** Start **
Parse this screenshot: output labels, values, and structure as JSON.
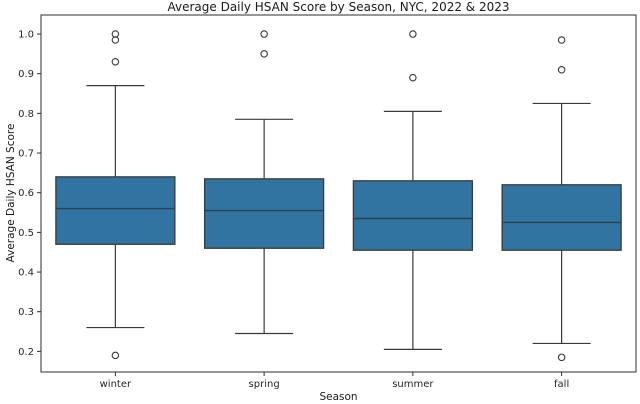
{
  "chart_data": {
    "type": "box",
    "title": "Average Daily HSAN Score by Season, NYC, 2022 & 2023",
    "xlabel": "Season",
    "ylabel": "Average Daily HSAN Score",
    "categories": [
      "winter",
      "spring",
      "summer",
      "fall"
    ],
    "yticks": [
      "0.2",
      "0.3",
      "0.4",
      "0.5",
      "0.6",
      "0.7",
      "0.8",
      "0.9",
      "1.0"
    ],
    "ylim": [
      0.148,
      1.048
    ],
    "grid": false,
    "legend": false,
    "series": [
      {
        "name": "winter",
        "whisker_low": 0.26,
        "q1": 0.47,
        "median": 0.56,
        "q3": 0.64,
        "whisker_high": 0.87,
        "outliers": [
          1.0,
          0.985,
          0.93,
          0.19
        ]
      },
      {
        "name": "spring",
        "whisker_low": 0.245,
        "q1": 0.46,
        "median": 0.555,
        "q3": 0.635,
        "whisker_high": 0.785,
        "outliers": [
          1.0,
          0.95
        ]
      },
      {
        "name": "summer",
        "whisker_low": 0.205,
        "q1": 0.455,
        "median": 0.535,
        "q3": 0.63,
        "whisker_high": 0.805,
        "outliers": [
          1.0,
          0.89
        ]
      },
      {
        "name": "fall",
        "whisker_low": 0.22,
        "q1": 0.455,
        "median": 0.525,
        "q3": 0.62,
        "whisker_high": 0.825,
        "outliers": [
          0.985,
          0.91,
          0.185
        ]
      }
    ],
    "colors": {
      "box_fill": "#3274a1",
      "box_edge": "#3a3a3a",
      "median_line": "#30404f",
      "whisker": "#3a3a3a",
      "outlier_stroke": "#3a3a3a",
      "axis": "#2e2e2e",
      "text": "#262626",
      "background": "#ffffff"
    }
  }
}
** End **
■ WHAT YOU SHOULD DO ■
Among the entries above, identify all lines with "Season" and copy them.

■ EXPECTED ANSWER ■
    "title": "Average Daily HSAN Score by Season, NYC, 2022 & 2023",
    "xlabel": "Season",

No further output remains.